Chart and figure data
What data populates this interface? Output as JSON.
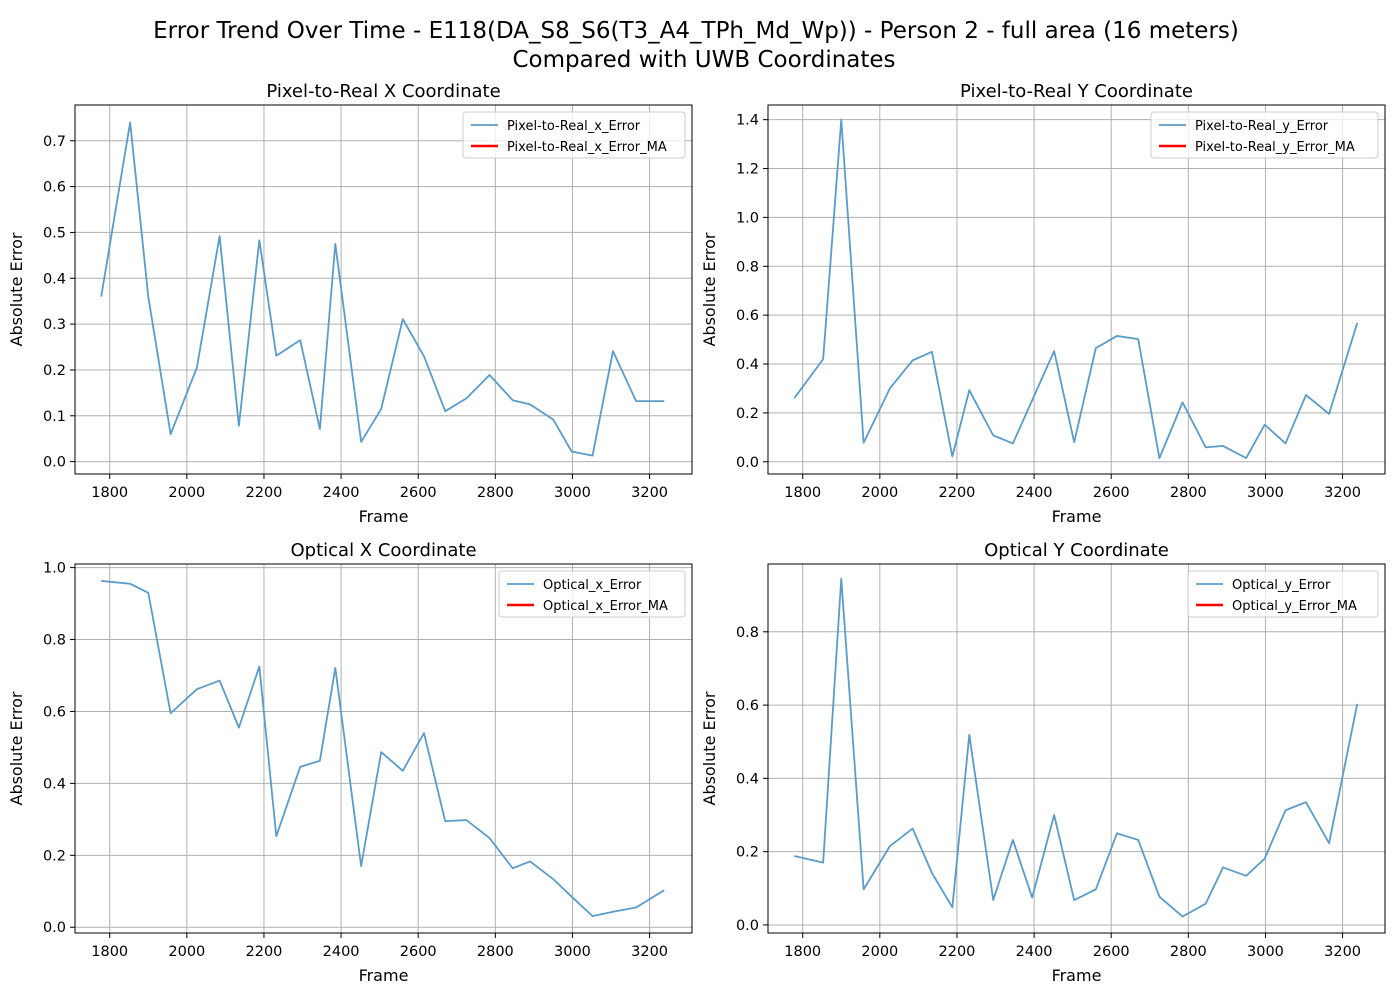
{
  "figure": {
    "title_line1": "Error Trend Over Time - E118(DA_S8_S6(T3_A4_TPh_Md_Wp)) - Person 2 - full area (16 meters)",
    "title_line2": "Compared with UWB Coordinates",
    "error_color": "#5b9bc8",
    "ma_color": "#ff0000"
  },
  "chart_data": [
    {
      "id": "p2r-x",
      "type": "line",
      "title": "Pixel-to-Real X Coordinate",
      "xlabel": "Frame",
      "ylabel": "Absolute Error",
      "xlim": [
        1710,
        3310
      ],
      "ylim": [
        -0.027,
        0.778
      ],
      "xticks": [
        1800,
        2000,
        2200,
        2400,
        2600,
        2800,
        3000,
        3200
      ],
      "yticks": [
        0.0,
        0.1,
        0.2,
        0.3,
        0.4,
        0.5,
        0.6,
        0.7
      ],
      "ytick_labels": [
        "0.0",
        "0.1",
        "0.2",
        "0.3",
        "0.4",
        "0.5",
        "0.6",
        "0.7"
      ],
      "grid": true,
      "legend_position": "top-right",
      "series": [
        {
          "name": "Pixel-to-Real_x_Error",
          "color": "#5b9bc8",
          "x": [
            1778,
            1853,
            1900,
            1958,
            2026,
            2085,
            2135,
            2188,
            2232,
            2294,
            2345,
            2385,
            2452,
            2504,
            2560,
            2615,
            2670,
            2725,
            2785,
            2845,
            2890,
            2950,
            2998,
            3052,
            3105,
            3165,
            3238
          ],
          "y": [
            0.36,
            0.74,
            0.36,
            0.06,
            0.205,
            0.492,
            0.078,
            0.483,
            0.231,
            0.265,
            0.071,
            0.475,
            0.043,
            0.115,
            0.311,
            0.23,
            0.11,
            0.138,
            0.189,
            0.134,
            0.125,
            0.092,
            0.022,
            0.013,
            0.241,
            0.132,
            0.132
          ]
        },
        {
          "name": "Pixel-to-Real_x_Error_MA",
          "color": "#ff0000",
          "x": [],
          "y": []
        }
      ]
    },
    {
      "id": "p2r-y",
      "type": "line",
      "title": "Pixel-to-Real Y Coordinate",
      "xlabel": "Frame",
      "ylabel": "Absolute Error",
      "xlim": [
        1710,
        3310
      ],
      "ylim": [
        -0.05,
        1.46
      ],
      "xticks": [
        1800,
        2000,
        2200,
        2400,
        2600,
        2800,
        3000,
        3200
      ],
      "yticks": [
        0.0,
        0.2,
        0.4,
        0.6,
        0.8,
        1.0,
        1.2,
        1.4
      ],
      "ytick_labels": [
        "0.0",
        "0.2",
        "0.4",
        "0.6",
        "0.8",
        "1.0",
        "1.2",
        "1.4"
      ],
      "grid": true,
      "legend_position": "top-right",
      "series": [
        {
          "name": "Pixel-to-Real_y_Error",
          "color": "#5b9bc8",
          "x": [
            1778,
            1853,
            1900,
            1958,
            2026,
            2085,
            2135,
            2188,
            2232,
            2294,
            2345,
            2452,
            2504,
            2560,
            2615,
            2670,
            2725,
            2785,
            2845,
            2890,
            2950,
            2998,
            3052,
            3105,
            3165,
            3238
          ],
          "y": [
            0.26,
            0.42,
            1.4,
            0.078,
            0.3,
            0.415,
            0.45,
            0.022,
            0.293,
            0.108,
            0.075,
            0.453,
            0.08,
            0.465,
            0.515,
            0.502,
            0.015,
            0.243,
            0.059,
            0.065,
            0.015,
            0.152,
            0.075,
            0.273,
            0.196,
            0.568
          ]
        },
        {
          "name": "Pixel-to-Real_y_Error_MA",
          "color": "#ff0000",
          "x": [],
          "y": []
        }
      ]
    },
    {
      "id": "opt-x",
      "type": "line",
      "title": "Optical X Coordinate",
      "xlabel": "Frame",
      "ylabel": "Absolute Error",
      "xlim": [
        1710,
        3310
      ],
      "ylim": [
        -0.016,
        1.01
      ],
      "xticks": [
        1800,
        2000,
        2200,
        2400,
        2600,
        2800,
        3000,
        3200
      ],
      "yticks": [
        0.0,
        0.2,
        0.4,
        0.6,
        0.8,
        1.0
      ],
      "ytick_labels": [
        "0.0",
        "0.2",
        "0.4",
        "0.6",
        "0.8",
        "1.0"
      ],
      "grid": true,
      "legend_position": "top-right",
      "series": [
        {
          "name": "Optical_x_Error",
          "color": "#5b9bc8",
          "x": [
            1778,
            1853,
            1900,
            1958,
            2026,
            2085,
            2135,
            2188,
            2232,
            2294,
            2345,
            2385,
            2452,
            2504,
            2560,
            2615,
            2670,
            2725,
            2785,
            2845,
            2890,
            2950,
            2998,
            3052,
            3105,
            3165,
            3238
          ],
          "y": [
            0.963,
            0.955,
            0.93,
            0.595,
            0.662,
            0.686,
            0.555,
            0.725,
            0.253,
            0.446,
            0.463,
            0.721,
            0.17,
            0.487,
            0.435,
            0.54,
            0.295,
            0.298,
            0.248,
            0.164,
            0.183,
            0.134,
            0.085,
            0.031,
            0.043,
            0.055,
            0.103
          ]
        },
        {
          "name": "Optical_x_Error_MA",
          "color": "#ff0000",
          "x": [],
          "y": []
        }
      ]
    },
    {
      "id": "opt-y",
      "type": "line",
      "title": "Optical Y Coordinate",
      "xlabel": "Frame",
      "ylabel": "Absolute Error",
      "xlim": [
        1710,
        3310
      ],
      "ylim": [
        -0.022,
        0.985
      ],
      "xticks": [
        1800,
        2000,
        2200,
        2400,
        2600,
        2800,
        3000,
        3200
      ],
      "yticks": [
        0.0,
        0.2,
        0.4,
        0.6,
        0.8
      ],
      "ytick_labels": [
        "0.0",
        "0.2",
        "0.4",
        "0.6",
        "0.8"
      ],
      "grid": true,
      "legend_position": "top-right",
      "series": [
        {
          "name": "Optical_y_Error",
          "color": "#5b9bc8",
          "x": [
            1778,
            1853,
            1900,
            1958,
            2026,
            2085,
            2135,
            2188,
            2232,
            2294,
            2345,
            2395,
            2452,
            2504,
            2560,
            2615,
            2670,
            2725,
            2785,
            2845,
            2890,
            2950,
            2998,
            3052,
            3105,
            3165,
            3238
          ],
          "y": [
            0.188,
            0.17,
            0.945,
            0.097,
            0.215,
            0.263,
            0.142,
            0.048,
            0.519,
            0.068,
            0.232,
            0.075,
            0.3,
            0.068,
            0.097,
            0.25,
            0.232,
            0.077,
            0.023,
            0.058,
            0.157,
            0.134,
            0.181,
            0.313,
            0.335,
            0.223,
            0.603
          ]
        },
        {
          "name": "Optical_y_Error_MA",
          "color": "#ff0000",
          "x": [],
          "y": []
        }
      ]
    }
  ]
}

What the task asks
Write out the records above once more, word for word, with no pictures.

Answer to this task
What data populates this interface? Output as JSON.
{
  "figure": {
    "title_line1": "Error Trend Over Time - E118(DA_S8_S6(T3_A4_TPh_Md_Wp)) - Person 2 - full area (16 meters)",
    "title_line2": "Compared with UWB Coordinates",
    "error_color": "#5b9bc8",
    "ma_color": "#ff0000"
  },
  "chart_data": [
    {
      "id": "p2r-x",
      "type": "line",
      "title": "Pixel-to-Real X Coordinate",
      "xlabel": "Frame",
      "ylabel": "Absolute Error",
      "xlim": [
        1710,
        3310
      ],
      "ylim": [
        -0.027,
        0.778
      ],
      "xticks": [
        1800,
        2000,
        2200,
        2400,
        2600,
        2800,
        3000,
        3200
      ],
      "yticks": [
        0.0,
        0.1,
        0.2,
        0.3,
        0.4,
        0.5,
        0.6,
        0.7
      ],
      "ytick_labels": [
        "0.0",
        "0.1",
        "0.2",
        "0.3",
        "0.4",
        "0.5",
        "0.6",
        "0.7"
      ],
      "grid": true,
      "legend_position": "top-right",
      "series": [
        {
          "name": "Pixel-to-Real_x_Error",
          "color": "#5b9bc8",
          "x": [
            1778,
            1853,
            1900,
            1958,
            2026,
            2085,
            2135,
            2188,
            2232,
            2294,
            2345,
            2385,
            2452,
            2504,
            2560,
            2615,
            2670,
            2725,
            2785,
            2845,
            2890,
            2950,
            2998,
            3052,
            3105,
            3165,
            3238
          ],
          "y": [
            0.36,
            0.74,
            0.36,
            0.06,
            0.205,
            0.492,
            0.078,
            0.483,
            0.231,
            0.265,
            0.071,
            0.475,
            0.043,
            0.115,
            0.311,
            0.23,
            0.11,
            0.138,
            0.189,
            0.134,
            0.125,
            0.092,
            0.022,
            0.013,
            0.241,
            0.132,
            0.132
          ]
        },
        {
          "name": "Pixel-to-Real_x_Error_MA",
          "color": "#ff0000",
          "x": [],
          "y": []
        }
      ]
    },
    {
      "id": "p2r-y",
      "type": "line",
      "title": "Pixel-to-Real Y Coordinate",
      "xlabel": "Frame",
      "ylabel": "Absolute Error",
      "xlim": [
        1710,
        3310
      ],
      "ylim": [
        -0.05,
        1.46
      ],
      "xticks": [
        1800,
        2000,
        2200,
        2400,
        2600,
        2800,
        3000,
        3200
      ],
      "yticks": [
        0.0,
        0.2,
        0.4,
        0.6,
        0.8,
        1.0,
        1.2,
        1.4
      ],
      "ytick_labels": [
        "0.0",
        "0.2",
        "0.4",
        "0.6",
        "0.8",
        "1.0",
        "1.2",
        "1.4"
      ],
      "grid": true,
      "legend_position": "top-right",
      "series": [
        {
          "name": "Pixel-to-Real_y_Error",
          "color": "#5b9bc8",
          "x": [
            1778,
            1853,
            1900,
            1958,
            2026,
            2085,
            2135,
            2188,
            2232,
            2294,
            2345,
            2452,
            2504,
            2560,
            2615,
            2670,
            2725,
            2785,
            2845,
            2890,
            2950,
            2998,
            3052,
            3105,
            3165,
            3238
          ],
          "y": [
            0.26,
            0.42,
            1.4,
            0.078,
            0.3,
            0.415,
            0.45,
            0.022,
            0.293,
            0.108,
            0.075,
            0.453,
            0.08,
            0.465,
            0.515,
            0.502,
            0.015,
            0.243,
            0.059,
            0.065,
            0.015,
            0.152,
            0.075,
            0.273,
            0.196,
            0.568
          ]
        },
        {
          "name": "Pixel-to-Real_y_Error_MA",
          "color": "#ff0000",
          "x": [],
          "y": []
        }
      ]
    },
    {
      "id": "opt-x",
      "type": "line",
      "title": "Optical X Coordinate",
      "xlabel": "Frame",
      "ylabel": "Absolute Error",
      "xlim": [
        1710,
        3310
      ],
      "ylim": [
        -0.016,
        1.01
      ],
      "xticks": [
        1800,
        2000,
        2200,
        2400,
        2600,
        2800,
        3000,
        3200
      ],
      "yticks": [
        0.0,
        0.2,
        0.4,
        0.6,
        0.8,
        1.0
      ],
      "ytick_labels": [
        "0.0",
        "0.2",
        "0.4",
        "0.6",
        "0.8",
        "1.0"
      ],
      "grid": true,
      "legend_position": "top-right",
      "series": [
        {
          "name": "Optical_x_Error",
          "color": "#5b9bc8",
          "x": [
            1778,
            1853,
            1900,
            1958,
            2026,
            2085,
            2135,
            2188,
            2232,
            2294,
            2345,
            2385,
            2452,
            2504,
            2560,
            2615,
            2670,
            2725,
            2785,
            2845,
            2890,
            2950,
            2998,
            3052,
            3105,
            3165,
            3238
          ],
          "y": [
            0.963,
            0.955,
            0.93,
            0.595,
            0.662,
            0.686,
            0.555,
            0.725,
            0.253,
            0.446,
            0.463,
            0.721,
            0.17,
            0.487,
            0.435,
            0.54,
            0.295,
            0.298,
            0.248,
            0.164,
            0.183,
            0.134,
            0.085,
            0.031,
            0.043,
            0.055,
            0.103
          ]
        },
        {
          "name": "Optical_x_Error_MA",
          "color": "#ff0000",
          "x": [],
          "y": []
        }
      ]
    },
    {
      "id": "opt-y",
      "type": "line",
      "title": "Optical Y Coordinate",
      "xlabel": "Frame",
      "ylabel": "Absolute Error",
      "xlim": [
        1710,
        3310
      ],
      "ylim": [
        -0.022,
        0.985
      ],
      "xticks": [
        1800,
        2000,
        2200,
        2400,
        2600,
        2800,
        3000,
        3200
      ],
      "yticks": [
        0.0,
        0.2,
        0.4,
        0.6,
        0.8
      ],
      "ytick_labels": [
        "0.0",
        "0.2",
        "0.4",
        "0.6",
        "0.8"
      ],
      "grid": true,
      "legend_position": "top-right",
      "series": [
        {
          "name": "Optical_y_Error",
          "color": "#5b9bc8",
          "x": [
            1778,
            1853,
            1900,
            1958,
            2026,
            2085,
            2135,
            2188,
            2232,
            2294,
            2345,
            2395,
            2452,
            2504,
            2560,
            2615,
            2670,
            2725,
            2785,
            2845,
            2890,
            2950,
            2998,
            3052,
            3105,
            3165,
            3238
          ],
          "y": [
            0.188,
            0.17,
            0.945,
            0.097,
            0.215,
            0.263,
            0.142,
            0.048,
            0.519,
            0.068,
            0.232,
            0.075,
            0.3,
            0.068,
            0.097,
            0.25,
            0.232,
            0.077,
            0.023,
            0.058,
            0.157,
            0.134,
            0.181,
            0.313,
            0.335,
            0.223,
            0.603
          ]
        },
        {
          "name": "Optical_y_Error_MA",
          "color": "#ff0000",
          "x": [],
          "y": []
        }
      ]
    }
  ]
}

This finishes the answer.